Directive: Transcribe the whole listing below without changing a word, but leave out every image.

Data:
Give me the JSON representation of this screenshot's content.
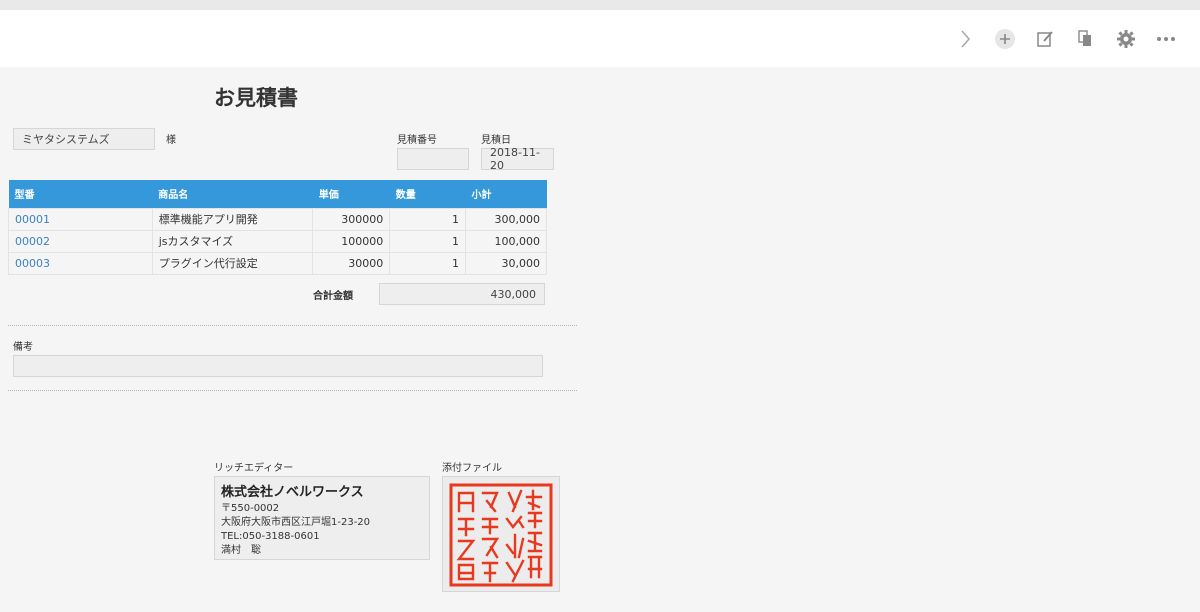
{
  "header": {
    "icons": [
      "chevron-right-icon",
      "plus-icon",
      "edit-icon",
      "copy-icon",
      "gear-icon",
      "more-icon"
    ]
  },
  "form": {
    "title": "お見積書",
    "customer_name": "ミヤタシステムズ",
    "honorific": "様",
    "estimate_number_label": "見積番号",
    "estimate_number_value": "",
    "estimate_date_label": "見積日",
    "estimate_date_value": "2018-11-20"
  },
  "table": {
    "headers": [
      "型番",
      "商品名",
      "単価",
      "数量",
      "小計"
    ],
    "rows": [
      {
        "code": "00001",
        "name": "標準機能アプリ開発",
        "price": "300000",
        "qty": "1",
        "subtotal": "300,000"
      },
      {
        "code": "00002",
        "name": "jsカスタマイズ",
        "price": "100000",
        "qty": "1",
        "subtotal": "100,000"
      },
      {
        "code": "00003",
        "name": "プラグイン代行設定",
        "price": "30000",
        "qty": "1",
        "subtotal": "30,000"
      }
    ]
  },
  "total": {
    "label": "合計金額",
    "value": "430,000"
  },
  "remarks": {
    "label": "備考",
    "value": ""
  },
  "rich_editor": {
    "label": "リッチエディター",
    "company": "株式会社ノベルワークス",
    "lines": [
      "〒550-0002",
      "大阪府大阪市西区江戸堀1-23-20",
      "TEL:050-3188-0601",
      "満村　聡"
    ]
  },
  "attachment": {
    "label": "添付ファイル",
    "stamp_text": "株式会社ノベルワークス之印"
  },
  "colors": {
    "accent": "#3498db",
    "link": "#3b82c4",
    "stamp": "#e8391f"
  }
}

Result of this exercise:
Give me the JSON representation of this screenshot's content.
{
  "header": {
    "icons": [
      "chevron-right-icon",
      "plus-icon",
      "edit-icon",
      "copy-icon",
      "gear-icon",
      "more-icon"
    ]
  },
  "form": {
    "title": "お見積書",
    "customer_name": "ミヤタシステムズ",
    "honorific": "様",
    "estimate_number_label": "見積番号",
    "estimate_number_value": "",
    "estimate_date_label": "見積日",
    "estimate_date_value": "2018-11-20"
  },
  "table": {
    "headers": [
      "型番",
      "商品名",
      "単価",
      "数量",
      "小計"
    ],
    "rows": [
      {
        "code": "00001",
        "name": "標準機能アプリ開発",
        "price": "300000",
        "qty": "1",
        "subtotal": "300,000"
      },
      {
        "code": "00002",
        "name": "jsカスタマイズ",
        "price": "100000",
        "qty": "1",
        "subtotal": "100,000"
      },
      {
        "code": "00003",
        "name": "プラグイン代行設定",
        "price": "30000",
        "qty": "1",
        "subtotal": "30,000"
      }
    ]
  },
  "total": {
    "label": "合計金額",
    "value": "430,000"
  },
  "remarks": {
    "label": "備考",
    "value": ""
  },
  "rich_editor": {
    "label": "リッチエディター",
    "company": "株式会社ノベルワークス",
    "lines": [
      "〒550-0002",
      "大阪府大阪市西区江戸堀1-23-20",
      "TEL:050-3188-0601",
      "満村　聡"
    ]
  },
  "attachment": {
    "label": "添付ファイル",
    "stamp_text": "株式会社ノベルワークス之印"
  },
  "colors": {
    "accent": "#3498db",
    "link": "#3b82c4",
    "stamp": "#e8391f"
  }
}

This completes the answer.